■ PROBLEM DESCRIPTION: An exact copy of the records is required, minus the pictures they hold.

** Start THE INPUT **

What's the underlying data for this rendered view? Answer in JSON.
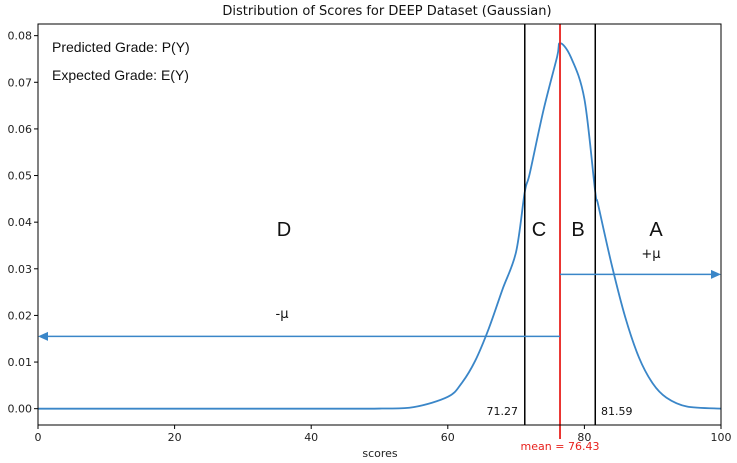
{
  "chart_data": {
    "type": "line",
    "title": "Distribution of Scores for DEEP Dataset (Gaussian)",
    "xlabel": "scores",
    "ylabel": "",
    "xlim": [
      0,
      100
    ],
    "ylim": [
      -0.0035,
      0.0825
    ],
    "xticks": [
      0,
      20,
      40,
      60,
      80,
      100
    ],
    "yticks": [
      0.0,
      0.01,
      0.02,
      0.03,
      0.04,
      0.05,
      0.06,
      0.07,
      0.08
    ],
    "ytick_labels": [
      "0.00",
      "0.01",
      "0.02",
      "0.03",
      "0.04",
      "0.05",
      "0.06",
      "0.07",
      "0.08"
    ],
    "xtick_labels": [
      "0",
      "20",
      "40",
      "60",
      "80",
      "100"
    ],
    "grid": false,
    "series": [
      {
        "x": [
          0,
          40,
          50,
          55,
          60,
          62,
          64,
          66,
          68,
          70,
          71.27,
          72,
          74,
          76,
          76.43,
          78,
          80,
          81.59,
          82,
          84,
          86,
          88,
          90,
          92,
          95,
          100
        ],
        "y": [
          0.0,
          0.0,
          3e-05,
          0.00033,
          0.00254,
          0.00542,
          0.01024,
          0.01719,
          0.02555,
          0.03365,
          0.04648,
          0.05045,
          0.06397,
          0.07544,
          0.0784,
          0.07544,
          0.06641,
          0.04648,
          0.04383,
          0.03084,
          0.01952,
          0.01094,
          0.00543,
          0.00238,
          0.00047,
          2e-05
        ],
        "color": "#3a86c8"
      }
    ],
    "mean": 76.43,
    "lower_bound": 71.27,
    "upper_bound": 81.59,
    "mean_color": "#e8211d",
    "arrow_color": "#3a86c8",
    "arrow_left": {
      "from_x": 76.43,
      "to_x": 0,
      "y": 0.0155
    },
    "arrow_right": {
      "from_x": 76.43,
      "to_x": 100,
      "y": 0.0288
    }
  },
  "annotations": {
    "predicted": "Predicted Grade: P(Y)",
    "expected": "Expected Grade: E(Y)",
    "grade_d": "D",
    "grade_c": "C",
    "grade_b": "B",
    "grade_a": "A",
    "minus_mu": "-μ",
    "plus_mu": "+μ",
    "lower_label": "71.27",
    "upper_label": "81.59",
    "mean_label": "mean = 76.43"
  }
}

** End THE INPUT **

■ EXERCISE RESULT:
What's the underlying data for this rendered view? Answer in JSON.
{
  "chart_data": {
    "type": "line",
    "title": "Distribution of Scores for DEEP Dataset (Gaussian)",
    "xlabel": "scores",
    "ylabel": "",
    "xlim": [
      0,
      100
    ],
    "ylim": [
      -0.0035,
      0.0825
    ],
    "xticks": [
      0,
      20,
      40,
      60,
      80,
      100
    ],
    "yticks": [
      0.0,
      0.01,
      0.02,
      0.03,
      0.04,
      0.05,
      0.06,
      0.07,
      0.08
    ],
    "ytick_labels": [
      "0.00",
      "0.01",
      "0.02",
      "0.03",
      "0.04",
      "0.05",
      "0.06",
      "0.07",
      "0.08"
    ],
    "xtick_labels": [
      "0",
      "20",
      "40",
      "60",
      "80",
      "100"
    ],
    "grid": false,
    "series": [
      {
        "x": [
          0,
          40,
          50,
          55,
          60,
          62,
          64,
          66,
          68,
          70,
          71.27,
          72,
          74,
          76,
          76.43,
          78,
          80,
          81.59,
          82,
          84,
          86,
          88,
          90,
          92,
          95,
          100
        ],
        "y": [
          0.0,
          0.0,
          3e-05,
          0.00033,
          0.00254,
          0.00542,
          0.01024,
          0.01719,
          0.02555,
          0.03365,
          0.04648,
          0.05045,
          0.06397,
          0.07544,
          0.0784,
          0.07544,
          0.06641,
          0.04648,
          0.04383,
          0.03084,
          0.01952,
          0.01094,
          0.00543,
          0.00238,
          0.00047,
          2e-05
        ],
        "color": "#3a86c8"
      }
    ],
    "mean": 76.43,
    "lower_bound": 71.27,
    "upper_bound": 81.59,
    "mean_color": "#e8211d",
    "arrow_color": "#3a86c8",
    "arrow_left": {
      "from_x": 76.43,
      "to_x": 0,
      "y": 0.0155
    },
    "arrow_right": {
      "from_x": 76.43,
      "to_x": 100,
      "y": 0.0288
    }
  },
  "annotations": {
    "predicted": "Predicted Grade: P(Y)",
    "expected": "Expected Grade: E(Y)",
    "grade_d": "D",
    "grade_c": "C",
    "grade_b": "B",
    "grade_a": "A",
    "minus_mu": "-μ",
    "plus_mu": "+μ",
    "lower_label": "71.27",
    "upper_label": "81.59",
    "mean_label": "mean = 76.43"
  }
}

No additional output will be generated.